-- RECORDS FOR THE EXERCISE --
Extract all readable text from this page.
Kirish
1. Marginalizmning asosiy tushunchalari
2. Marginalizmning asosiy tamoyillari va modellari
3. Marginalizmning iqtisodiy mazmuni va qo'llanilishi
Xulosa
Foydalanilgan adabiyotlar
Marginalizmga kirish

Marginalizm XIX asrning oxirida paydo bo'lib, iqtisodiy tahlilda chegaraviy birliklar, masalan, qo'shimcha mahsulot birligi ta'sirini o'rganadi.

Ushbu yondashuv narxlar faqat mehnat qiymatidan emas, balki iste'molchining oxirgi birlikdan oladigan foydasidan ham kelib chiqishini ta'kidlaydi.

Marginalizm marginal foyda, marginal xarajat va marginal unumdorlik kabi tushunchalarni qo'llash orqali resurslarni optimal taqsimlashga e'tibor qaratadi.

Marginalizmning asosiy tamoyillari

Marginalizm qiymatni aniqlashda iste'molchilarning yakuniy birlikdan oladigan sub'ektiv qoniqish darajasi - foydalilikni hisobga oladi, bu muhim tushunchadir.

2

-- WHAT TO WORK ON --
Repeat every record, exactly as written.

-- WORKED SOLUTION --
Extract all readable text from this page.
Kirish
1. Marginalizmning asosiy tushunchalari
2. Marginalizmning asosiy tamoyillari va modellari
3. Marginalizmning iqtisodiy mazmuni va qo'llanilishi
Xulosa
Foydalanilgan adabiyotlar
Marginalizmga kirish

Marginalizm XIX asrning oxirida paydo bo'lib, iqtisodiy tahlilda chegaraviy birliklar, masalan, qo'shimcha mahsulot birligi ta'sirini o'rganadi.

Ushbu yondashuv narxlar faqat mehnat qiymatidan emas, balki iste'molchining oxirgi birlikdan oladigan foydasidan ham kelib chiqishini ta'kidlaydi.

Marginalizm marginal foyda, marginal xarajat va marginal unumdorlik kabi tushunchalarni qo'llash orqali resurslarni optimal taqsimlashga e'tibor qaratadi.

Marginalizmning asosiy tamoyillari

Marginalizm qiymatni aniqlashda iste'molchilarning yakuniy birlikdan oladigan sub'ektiv qoniqish darajasi - foydalilikni hisobga oladi, bu muhim tushunchadir.

2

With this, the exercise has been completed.